* start *

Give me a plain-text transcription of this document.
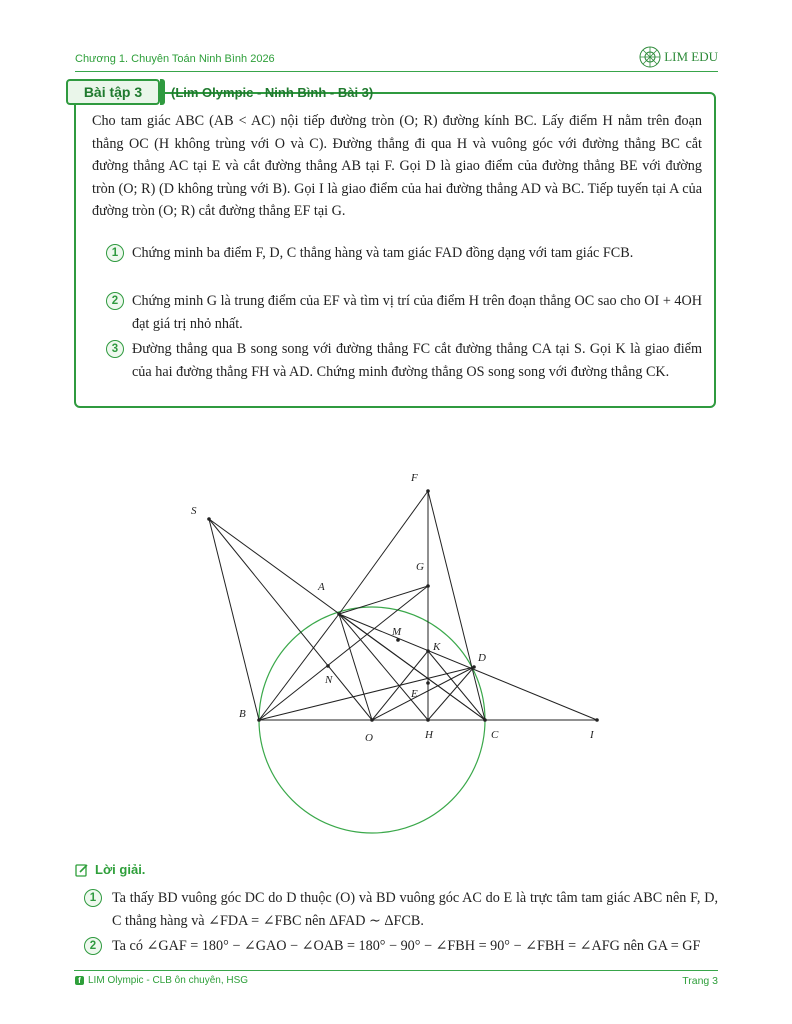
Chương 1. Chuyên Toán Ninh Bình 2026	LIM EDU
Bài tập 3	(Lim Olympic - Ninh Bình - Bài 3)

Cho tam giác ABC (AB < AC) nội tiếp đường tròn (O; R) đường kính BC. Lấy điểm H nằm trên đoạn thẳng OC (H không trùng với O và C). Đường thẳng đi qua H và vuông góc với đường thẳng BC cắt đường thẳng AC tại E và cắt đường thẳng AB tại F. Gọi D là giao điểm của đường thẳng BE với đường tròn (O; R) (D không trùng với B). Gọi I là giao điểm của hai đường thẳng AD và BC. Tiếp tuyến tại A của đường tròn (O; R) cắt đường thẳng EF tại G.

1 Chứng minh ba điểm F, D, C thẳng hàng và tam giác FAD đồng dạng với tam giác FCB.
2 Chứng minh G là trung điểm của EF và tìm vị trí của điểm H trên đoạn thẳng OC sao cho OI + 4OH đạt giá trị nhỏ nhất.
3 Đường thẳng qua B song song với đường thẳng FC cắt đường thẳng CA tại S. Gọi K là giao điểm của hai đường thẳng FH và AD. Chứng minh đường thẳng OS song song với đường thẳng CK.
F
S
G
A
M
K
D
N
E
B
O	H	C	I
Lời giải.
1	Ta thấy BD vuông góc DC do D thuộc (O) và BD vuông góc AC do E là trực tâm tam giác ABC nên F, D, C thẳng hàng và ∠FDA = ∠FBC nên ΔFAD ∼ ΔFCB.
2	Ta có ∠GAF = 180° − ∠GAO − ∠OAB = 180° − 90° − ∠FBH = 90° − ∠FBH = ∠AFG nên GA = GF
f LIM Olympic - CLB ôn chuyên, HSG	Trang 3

* end *

→ **EXERCISE DIRECTIONS**:
Find each line holding "trên". Copy it out.

→ **EXERCISE OUTPUT**:
Cho tam giác ABC (AB < AC) nội tiếp đường tròn (O; R) đường kính BC. Lấy điểm H nằm trên đoạn thẳng OC (H không trùng với O và C). Đường thẳng đi qua H và vuông góc với đường thẳng BC cắt đường thẳng AC tại E và cắt đường thẳng AB tại F. Gọi D là giao điểm của đường thẳng BE với đường tròn (O; R) (D không trùng với B). Gọi I là giao điểm của hai đường thẳng AD và BC. Tiếp tuyến tại A của đường tròn (O; R) cắt đường thẳng EF tại G.
2 Chứng minh G là trung điểm của EF và tìm vị trí của điểm H trên đoạn thẳng OC sao cho OI + 4OH đạt giá trị nhỏ nhất.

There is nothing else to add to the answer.